Problem description: From the data below, output word for word the part that opens with the line containing "98, 596, 213]" and closes with the line containing "123, 1319, 157]", both lines included.

Exercise inputs:
----------------------------------------
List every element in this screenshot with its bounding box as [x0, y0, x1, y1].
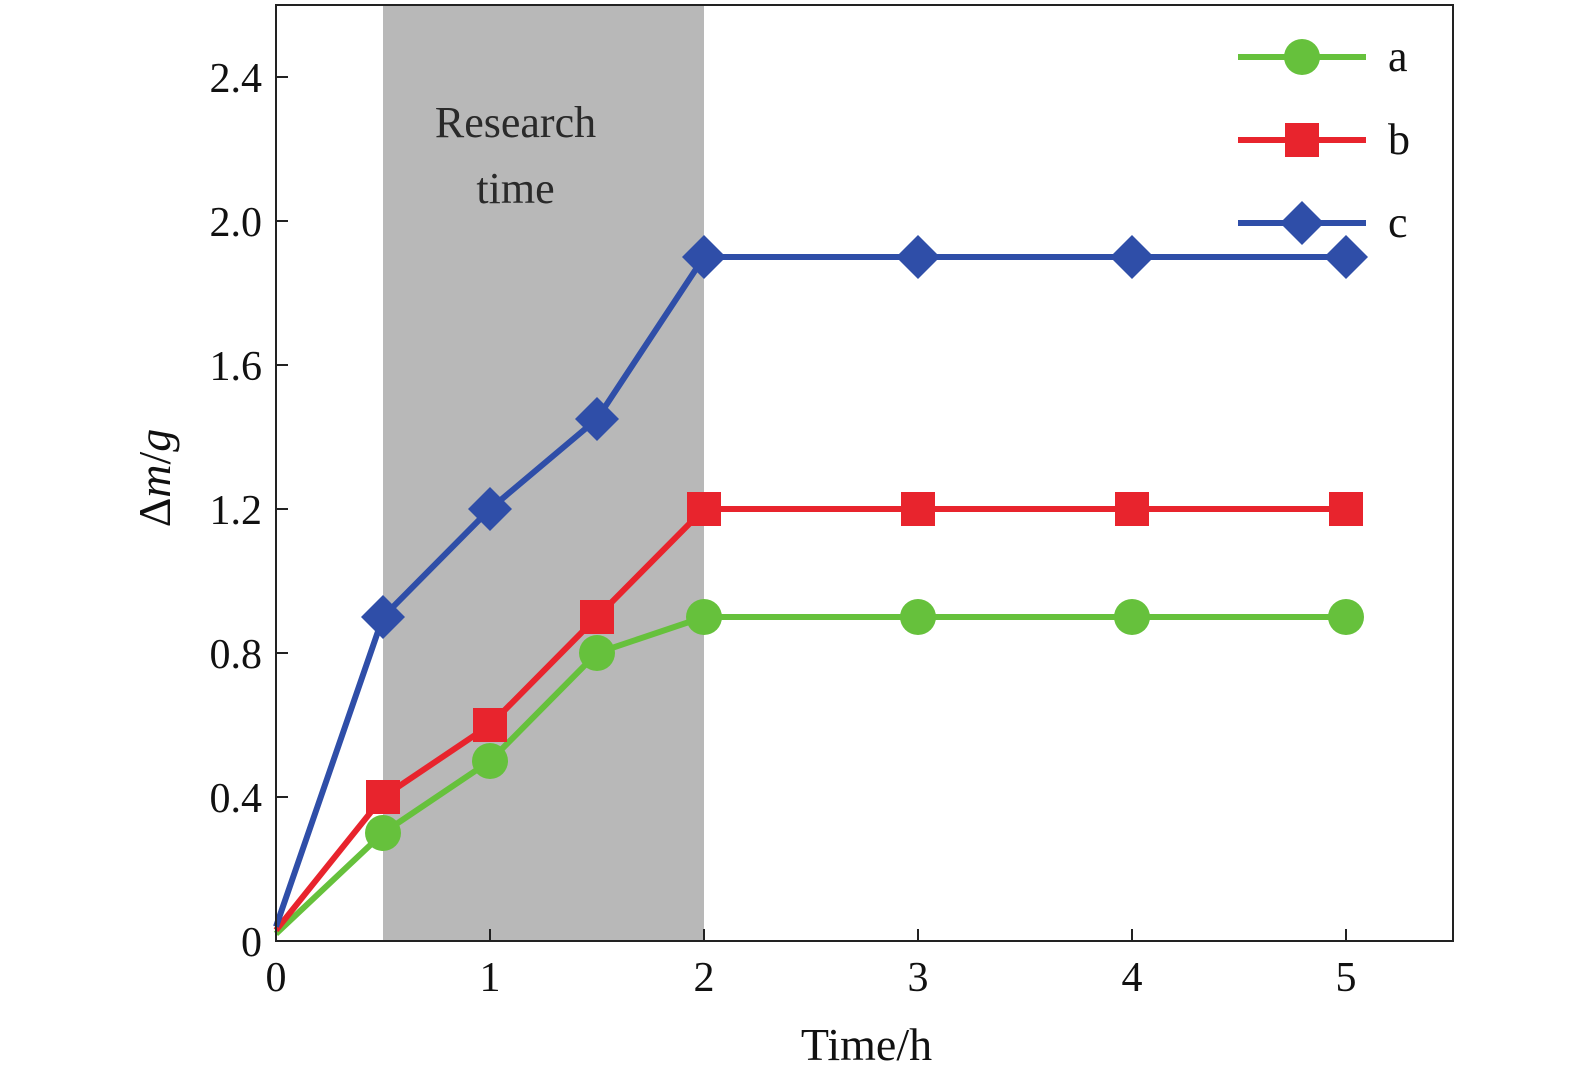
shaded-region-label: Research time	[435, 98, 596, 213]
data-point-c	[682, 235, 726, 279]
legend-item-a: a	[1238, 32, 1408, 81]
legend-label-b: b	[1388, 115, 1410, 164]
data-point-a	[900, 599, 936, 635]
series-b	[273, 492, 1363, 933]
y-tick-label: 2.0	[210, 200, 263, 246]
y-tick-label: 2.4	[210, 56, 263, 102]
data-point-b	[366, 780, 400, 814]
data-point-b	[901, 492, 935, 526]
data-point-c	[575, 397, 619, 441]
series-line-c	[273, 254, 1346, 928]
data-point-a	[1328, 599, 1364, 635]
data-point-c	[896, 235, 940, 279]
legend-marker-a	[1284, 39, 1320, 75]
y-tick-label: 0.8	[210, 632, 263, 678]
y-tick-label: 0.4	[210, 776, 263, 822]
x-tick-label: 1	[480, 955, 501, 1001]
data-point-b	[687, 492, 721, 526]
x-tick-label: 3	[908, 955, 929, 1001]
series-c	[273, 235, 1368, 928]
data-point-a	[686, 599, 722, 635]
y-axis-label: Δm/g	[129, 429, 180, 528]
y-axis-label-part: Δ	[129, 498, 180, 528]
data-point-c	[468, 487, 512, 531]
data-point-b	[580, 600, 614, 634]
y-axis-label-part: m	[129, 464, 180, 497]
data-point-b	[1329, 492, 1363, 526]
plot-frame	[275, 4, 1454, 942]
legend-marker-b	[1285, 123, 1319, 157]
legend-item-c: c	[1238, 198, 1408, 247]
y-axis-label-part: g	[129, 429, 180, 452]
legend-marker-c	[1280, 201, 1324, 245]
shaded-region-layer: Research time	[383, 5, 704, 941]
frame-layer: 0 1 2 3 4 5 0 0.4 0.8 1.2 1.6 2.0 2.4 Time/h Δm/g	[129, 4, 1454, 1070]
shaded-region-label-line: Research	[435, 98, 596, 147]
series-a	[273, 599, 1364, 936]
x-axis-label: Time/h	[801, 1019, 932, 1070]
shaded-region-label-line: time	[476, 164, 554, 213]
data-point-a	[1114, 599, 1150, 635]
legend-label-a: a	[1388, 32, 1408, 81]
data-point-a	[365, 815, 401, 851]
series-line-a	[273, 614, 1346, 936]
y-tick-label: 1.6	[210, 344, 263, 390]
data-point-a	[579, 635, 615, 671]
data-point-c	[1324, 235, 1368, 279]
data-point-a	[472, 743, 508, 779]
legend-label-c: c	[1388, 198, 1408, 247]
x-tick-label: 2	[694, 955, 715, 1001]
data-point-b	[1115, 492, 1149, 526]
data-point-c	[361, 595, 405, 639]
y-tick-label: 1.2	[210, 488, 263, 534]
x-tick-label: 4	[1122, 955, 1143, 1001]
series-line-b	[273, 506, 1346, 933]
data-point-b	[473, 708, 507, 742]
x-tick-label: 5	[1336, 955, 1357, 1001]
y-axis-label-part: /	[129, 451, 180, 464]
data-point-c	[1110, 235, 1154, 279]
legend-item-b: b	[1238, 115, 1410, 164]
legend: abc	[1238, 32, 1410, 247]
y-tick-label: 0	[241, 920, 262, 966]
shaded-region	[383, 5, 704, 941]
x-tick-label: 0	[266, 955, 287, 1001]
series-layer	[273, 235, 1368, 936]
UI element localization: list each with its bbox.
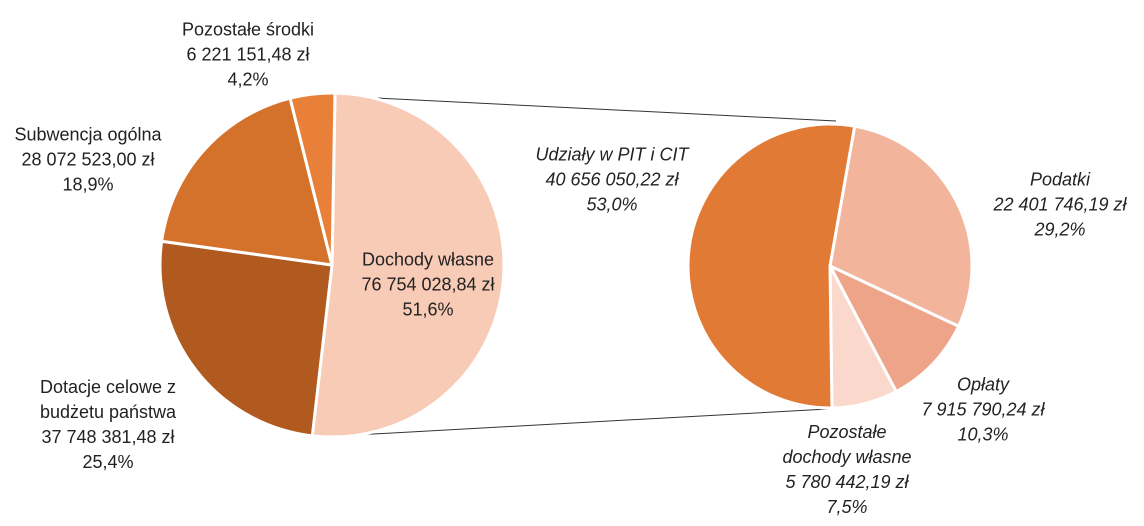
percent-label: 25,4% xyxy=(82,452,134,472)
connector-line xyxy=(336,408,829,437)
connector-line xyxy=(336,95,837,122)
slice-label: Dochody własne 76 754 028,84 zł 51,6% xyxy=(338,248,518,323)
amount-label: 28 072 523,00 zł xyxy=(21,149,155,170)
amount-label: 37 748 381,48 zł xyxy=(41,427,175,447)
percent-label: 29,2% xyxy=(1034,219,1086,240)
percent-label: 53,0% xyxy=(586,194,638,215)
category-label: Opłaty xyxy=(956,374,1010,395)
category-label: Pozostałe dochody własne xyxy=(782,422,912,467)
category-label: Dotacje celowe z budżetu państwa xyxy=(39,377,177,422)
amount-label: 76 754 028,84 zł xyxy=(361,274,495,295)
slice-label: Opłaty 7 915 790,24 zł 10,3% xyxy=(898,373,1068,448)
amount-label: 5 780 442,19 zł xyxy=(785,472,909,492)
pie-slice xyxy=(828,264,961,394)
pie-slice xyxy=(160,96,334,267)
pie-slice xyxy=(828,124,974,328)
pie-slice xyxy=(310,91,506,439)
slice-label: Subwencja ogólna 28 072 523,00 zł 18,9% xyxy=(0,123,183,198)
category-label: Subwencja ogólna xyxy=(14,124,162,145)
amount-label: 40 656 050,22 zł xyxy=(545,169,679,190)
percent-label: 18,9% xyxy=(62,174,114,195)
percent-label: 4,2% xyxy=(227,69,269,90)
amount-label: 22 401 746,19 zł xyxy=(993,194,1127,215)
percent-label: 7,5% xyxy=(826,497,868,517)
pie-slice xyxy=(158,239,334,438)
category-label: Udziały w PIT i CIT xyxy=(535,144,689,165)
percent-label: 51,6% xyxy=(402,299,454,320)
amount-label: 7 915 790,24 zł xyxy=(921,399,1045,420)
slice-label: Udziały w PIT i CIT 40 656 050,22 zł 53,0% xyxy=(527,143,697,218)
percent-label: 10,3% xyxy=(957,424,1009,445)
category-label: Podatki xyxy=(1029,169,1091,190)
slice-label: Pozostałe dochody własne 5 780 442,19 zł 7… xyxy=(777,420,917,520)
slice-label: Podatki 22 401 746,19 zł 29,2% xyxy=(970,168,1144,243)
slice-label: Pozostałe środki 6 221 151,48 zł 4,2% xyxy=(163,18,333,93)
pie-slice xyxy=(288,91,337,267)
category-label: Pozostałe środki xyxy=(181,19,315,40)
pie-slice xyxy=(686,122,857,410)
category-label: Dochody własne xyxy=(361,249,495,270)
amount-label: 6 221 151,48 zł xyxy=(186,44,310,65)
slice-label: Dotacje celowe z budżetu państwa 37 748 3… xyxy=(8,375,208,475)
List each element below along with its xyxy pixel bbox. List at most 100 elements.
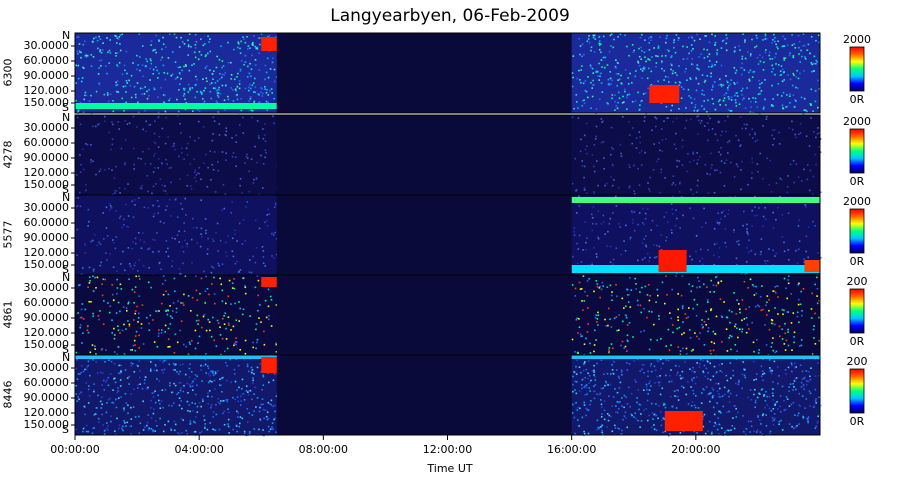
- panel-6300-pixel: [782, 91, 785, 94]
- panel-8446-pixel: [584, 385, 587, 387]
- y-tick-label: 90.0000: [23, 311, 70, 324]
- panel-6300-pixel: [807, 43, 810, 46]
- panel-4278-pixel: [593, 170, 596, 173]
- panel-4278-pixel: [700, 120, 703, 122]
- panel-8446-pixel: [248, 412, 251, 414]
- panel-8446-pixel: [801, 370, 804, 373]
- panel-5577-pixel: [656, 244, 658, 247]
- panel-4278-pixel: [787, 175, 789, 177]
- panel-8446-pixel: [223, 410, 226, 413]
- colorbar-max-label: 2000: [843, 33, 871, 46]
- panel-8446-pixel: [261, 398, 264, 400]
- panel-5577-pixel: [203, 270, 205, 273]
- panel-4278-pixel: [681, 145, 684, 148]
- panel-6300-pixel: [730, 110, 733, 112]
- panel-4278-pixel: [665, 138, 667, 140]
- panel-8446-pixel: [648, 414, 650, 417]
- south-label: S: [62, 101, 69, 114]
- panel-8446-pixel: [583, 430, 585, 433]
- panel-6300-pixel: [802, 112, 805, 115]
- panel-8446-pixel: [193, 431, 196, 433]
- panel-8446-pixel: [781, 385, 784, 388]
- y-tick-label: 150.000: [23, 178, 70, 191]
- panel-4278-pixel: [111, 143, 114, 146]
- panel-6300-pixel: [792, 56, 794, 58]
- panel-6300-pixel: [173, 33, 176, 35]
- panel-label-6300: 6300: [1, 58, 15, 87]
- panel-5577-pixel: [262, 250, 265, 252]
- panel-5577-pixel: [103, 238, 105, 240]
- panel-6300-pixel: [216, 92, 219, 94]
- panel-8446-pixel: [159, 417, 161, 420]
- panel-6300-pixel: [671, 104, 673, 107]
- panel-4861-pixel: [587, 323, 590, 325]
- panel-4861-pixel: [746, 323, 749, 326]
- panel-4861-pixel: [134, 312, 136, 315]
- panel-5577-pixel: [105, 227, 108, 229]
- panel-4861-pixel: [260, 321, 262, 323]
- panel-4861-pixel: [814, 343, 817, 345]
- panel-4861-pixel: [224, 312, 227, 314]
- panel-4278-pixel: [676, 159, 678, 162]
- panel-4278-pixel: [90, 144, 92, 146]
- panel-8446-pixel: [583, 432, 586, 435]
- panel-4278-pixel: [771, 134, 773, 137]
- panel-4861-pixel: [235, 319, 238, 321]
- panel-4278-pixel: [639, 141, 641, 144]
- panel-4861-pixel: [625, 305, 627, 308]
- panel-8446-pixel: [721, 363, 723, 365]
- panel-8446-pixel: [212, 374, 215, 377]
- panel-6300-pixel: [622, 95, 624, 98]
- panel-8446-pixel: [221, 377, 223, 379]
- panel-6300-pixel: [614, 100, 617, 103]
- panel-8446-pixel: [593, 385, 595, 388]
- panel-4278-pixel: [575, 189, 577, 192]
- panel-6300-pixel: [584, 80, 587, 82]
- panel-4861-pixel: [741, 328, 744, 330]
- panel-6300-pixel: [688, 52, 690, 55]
----------------------------------------
Correct response:
shaded-region-label: Research time	[435, 98, 596, 213]
data-point-c	[682, 235, 726, 279]
legend-item-a: a	[1238, 32, 1408, 81]
legend-label-b: b	[1388, 115, 1410, 164]
data-point-a	[900, 599, 936, 635]
series-b	[273, 492, 1363, 933]
y-tick-label: 2.0	[210, 200, 263, 246]
y-tick-label: 2.4	[210, 56, 263, 102]
data-point-b	[366, 780, 400, 814]
data-point-b	[901, 492, 935, 526]
data-point-c	[575, 397, 619, 441]
series-line-c	[273, 254, 1346, 928]
data-point-a	[1328, 599, 1364, 635]
data-point-c	[896, 235, 940, 279]
legend-marker-a	[1284, 39, 1320, 75]
y-tick-label: 0.8	[210, 632, 263, 678]
y-tick-label: 0.4	[210, 776, 263, 822]
x-tick-label: 1	[480, 955, 501, 1001]
data-point-b	[687, 492, 721, 526]
x-tick-label: 3	[908, 955, 929, 1001]
series-c	[273, 235, 1368, 928]
data-point-a	[686, 599, 722, 635]
y-axis-label: Δm/g	[129, 429, 180, 528]
y-axis-label-part: Δ	[129, 498, 180, 528]
data-point-c	[468, 487, 512, 531]
data-point-b	[580, 600, 614, 634]
y-axis-label-part: m	[129, 464, 180, 497]
data-point-b	[1329, 492, 1363, 526]
plot-frame	[275, 4, 1454, 942]
legend-marker-b	[1285, 123, 1319, 157]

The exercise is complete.